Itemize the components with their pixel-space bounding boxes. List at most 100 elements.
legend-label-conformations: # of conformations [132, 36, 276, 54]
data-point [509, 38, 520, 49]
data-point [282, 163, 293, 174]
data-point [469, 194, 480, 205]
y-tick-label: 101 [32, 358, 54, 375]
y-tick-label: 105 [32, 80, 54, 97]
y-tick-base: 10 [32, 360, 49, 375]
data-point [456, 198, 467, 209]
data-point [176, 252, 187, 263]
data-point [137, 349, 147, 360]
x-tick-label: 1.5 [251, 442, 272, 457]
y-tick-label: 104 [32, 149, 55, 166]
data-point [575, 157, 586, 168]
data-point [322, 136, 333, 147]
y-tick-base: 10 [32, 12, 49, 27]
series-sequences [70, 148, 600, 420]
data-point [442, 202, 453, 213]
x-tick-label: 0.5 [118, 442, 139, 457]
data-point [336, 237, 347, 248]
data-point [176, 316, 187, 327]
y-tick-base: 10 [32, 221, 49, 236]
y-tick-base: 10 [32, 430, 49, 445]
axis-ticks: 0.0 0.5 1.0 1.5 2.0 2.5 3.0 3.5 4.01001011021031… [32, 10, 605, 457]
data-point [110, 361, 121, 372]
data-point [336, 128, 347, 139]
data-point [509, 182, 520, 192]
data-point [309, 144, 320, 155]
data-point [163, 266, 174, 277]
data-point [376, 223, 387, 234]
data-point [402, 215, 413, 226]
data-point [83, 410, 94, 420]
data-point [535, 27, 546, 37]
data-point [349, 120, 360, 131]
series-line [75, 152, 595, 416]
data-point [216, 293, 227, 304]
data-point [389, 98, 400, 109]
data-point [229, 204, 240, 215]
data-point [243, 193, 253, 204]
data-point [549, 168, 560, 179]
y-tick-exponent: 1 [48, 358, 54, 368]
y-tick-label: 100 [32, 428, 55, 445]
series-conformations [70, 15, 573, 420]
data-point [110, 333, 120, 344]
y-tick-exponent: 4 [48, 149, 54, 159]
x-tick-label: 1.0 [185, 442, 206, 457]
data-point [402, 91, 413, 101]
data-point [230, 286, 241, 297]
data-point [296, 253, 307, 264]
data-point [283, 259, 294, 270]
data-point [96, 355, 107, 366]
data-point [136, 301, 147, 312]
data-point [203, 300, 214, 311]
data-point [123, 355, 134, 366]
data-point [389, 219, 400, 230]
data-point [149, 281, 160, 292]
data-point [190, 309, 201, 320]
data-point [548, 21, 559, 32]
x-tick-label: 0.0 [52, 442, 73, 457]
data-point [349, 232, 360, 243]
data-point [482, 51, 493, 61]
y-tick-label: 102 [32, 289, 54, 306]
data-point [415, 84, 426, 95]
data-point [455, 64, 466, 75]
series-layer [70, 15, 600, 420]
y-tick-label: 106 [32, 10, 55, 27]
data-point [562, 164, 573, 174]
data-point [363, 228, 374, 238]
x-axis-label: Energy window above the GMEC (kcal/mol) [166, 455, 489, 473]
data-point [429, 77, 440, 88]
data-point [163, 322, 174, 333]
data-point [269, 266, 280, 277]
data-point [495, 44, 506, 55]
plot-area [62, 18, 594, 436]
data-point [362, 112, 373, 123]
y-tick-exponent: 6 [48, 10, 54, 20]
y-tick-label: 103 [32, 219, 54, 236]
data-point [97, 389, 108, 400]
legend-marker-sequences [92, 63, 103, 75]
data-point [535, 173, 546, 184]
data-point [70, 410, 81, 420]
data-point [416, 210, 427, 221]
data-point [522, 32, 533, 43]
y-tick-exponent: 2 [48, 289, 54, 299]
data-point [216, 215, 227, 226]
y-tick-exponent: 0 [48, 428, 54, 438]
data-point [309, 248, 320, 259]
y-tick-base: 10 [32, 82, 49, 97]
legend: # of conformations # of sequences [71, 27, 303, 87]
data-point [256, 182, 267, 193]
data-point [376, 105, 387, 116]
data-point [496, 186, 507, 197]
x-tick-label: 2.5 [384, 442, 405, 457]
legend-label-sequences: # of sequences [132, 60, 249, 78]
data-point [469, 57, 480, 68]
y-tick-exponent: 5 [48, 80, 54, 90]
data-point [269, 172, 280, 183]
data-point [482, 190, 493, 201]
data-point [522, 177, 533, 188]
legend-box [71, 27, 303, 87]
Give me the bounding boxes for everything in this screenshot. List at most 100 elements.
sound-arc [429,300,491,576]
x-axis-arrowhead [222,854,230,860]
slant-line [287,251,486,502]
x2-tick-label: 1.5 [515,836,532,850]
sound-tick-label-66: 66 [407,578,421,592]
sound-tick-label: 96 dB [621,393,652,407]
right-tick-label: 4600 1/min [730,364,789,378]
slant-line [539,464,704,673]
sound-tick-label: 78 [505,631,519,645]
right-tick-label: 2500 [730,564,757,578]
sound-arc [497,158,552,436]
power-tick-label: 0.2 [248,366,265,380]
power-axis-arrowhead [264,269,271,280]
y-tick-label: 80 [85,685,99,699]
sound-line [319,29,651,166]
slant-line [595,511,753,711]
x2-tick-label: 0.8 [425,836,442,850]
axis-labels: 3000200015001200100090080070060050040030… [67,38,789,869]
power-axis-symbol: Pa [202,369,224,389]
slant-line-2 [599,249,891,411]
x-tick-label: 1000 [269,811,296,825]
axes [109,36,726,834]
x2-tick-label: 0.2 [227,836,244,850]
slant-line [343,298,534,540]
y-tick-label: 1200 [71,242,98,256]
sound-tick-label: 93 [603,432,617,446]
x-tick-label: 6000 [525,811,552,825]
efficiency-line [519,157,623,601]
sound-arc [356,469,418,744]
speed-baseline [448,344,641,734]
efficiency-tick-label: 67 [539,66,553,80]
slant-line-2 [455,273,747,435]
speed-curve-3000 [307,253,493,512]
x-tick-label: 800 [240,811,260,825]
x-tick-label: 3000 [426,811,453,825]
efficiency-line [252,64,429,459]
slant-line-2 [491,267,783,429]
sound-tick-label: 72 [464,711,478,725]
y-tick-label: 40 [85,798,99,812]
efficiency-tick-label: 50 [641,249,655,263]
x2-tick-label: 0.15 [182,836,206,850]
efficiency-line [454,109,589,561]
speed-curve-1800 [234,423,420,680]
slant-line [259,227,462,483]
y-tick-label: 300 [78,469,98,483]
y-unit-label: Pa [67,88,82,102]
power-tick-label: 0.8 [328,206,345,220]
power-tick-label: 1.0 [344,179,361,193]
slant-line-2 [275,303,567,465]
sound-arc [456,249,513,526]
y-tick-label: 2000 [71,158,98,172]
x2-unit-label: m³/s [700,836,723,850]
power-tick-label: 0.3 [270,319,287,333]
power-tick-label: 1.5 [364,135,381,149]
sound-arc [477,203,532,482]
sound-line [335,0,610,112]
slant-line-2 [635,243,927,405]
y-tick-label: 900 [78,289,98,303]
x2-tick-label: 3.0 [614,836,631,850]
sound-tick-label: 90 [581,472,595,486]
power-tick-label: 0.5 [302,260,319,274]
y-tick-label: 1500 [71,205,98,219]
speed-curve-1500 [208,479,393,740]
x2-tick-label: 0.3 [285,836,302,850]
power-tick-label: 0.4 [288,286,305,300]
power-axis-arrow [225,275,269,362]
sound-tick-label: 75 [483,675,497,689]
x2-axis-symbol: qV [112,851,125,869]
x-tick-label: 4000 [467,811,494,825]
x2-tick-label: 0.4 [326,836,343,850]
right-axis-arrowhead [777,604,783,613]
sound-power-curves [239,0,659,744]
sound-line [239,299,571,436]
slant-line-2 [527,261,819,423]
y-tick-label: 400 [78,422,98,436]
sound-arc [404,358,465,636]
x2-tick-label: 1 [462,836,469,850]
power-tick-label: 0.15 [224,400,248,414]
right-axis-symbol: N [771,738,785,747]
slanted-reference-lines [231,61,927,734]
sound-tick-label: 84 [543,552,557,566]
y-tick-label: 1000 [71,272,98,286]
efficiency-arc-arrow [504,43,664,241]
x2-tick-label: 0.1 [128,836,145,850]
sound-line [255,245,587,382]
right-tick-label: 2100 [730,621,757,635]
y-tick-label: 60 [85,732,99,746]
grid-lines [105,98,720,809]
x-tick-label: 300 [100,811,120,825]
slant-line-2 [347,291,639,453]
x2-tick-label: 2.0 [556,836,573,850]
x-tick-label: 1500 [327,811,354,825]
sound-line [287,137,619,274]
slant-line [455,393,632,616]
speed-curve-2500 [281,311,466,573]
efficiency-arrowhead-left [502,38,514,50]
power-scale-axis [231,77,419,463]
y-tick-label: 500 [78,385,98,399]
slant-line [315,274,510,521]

• SET EXERCISE: Reproduce the material word for word, from its first line up to and including the line that contains "data-point [322, 136, 333, 147]".

• OUTPUT OF THE TASK:
Itemize the components with their pixel-space bounding boxes. List at most 100 elements.
legend-label-conformations: # of conformations [132, 36, 276, 54]
data-point [509, 38, 520, 49]
data-point [282, 163, 293, 174]
data-point [469, 194, 480, 205]
y-tick-label: 101 [32, 358, 54, 375]
y-tick-label: 105 [32, 80, 54, 97]
y-tick-base: 10 [32, 360, 49, 375]
data-point [456, 198, 467, 209]
data-point [176, 252, 187, 263]
data-point [137, 349, 147, 360]
x-tick-label: 1.5 [251, 442, 272, 457]
y-tick-label: 104 [32, 149, 55, 166]
data-point [575, 157, 586, 168]
data-point [322, 136, 333, 147]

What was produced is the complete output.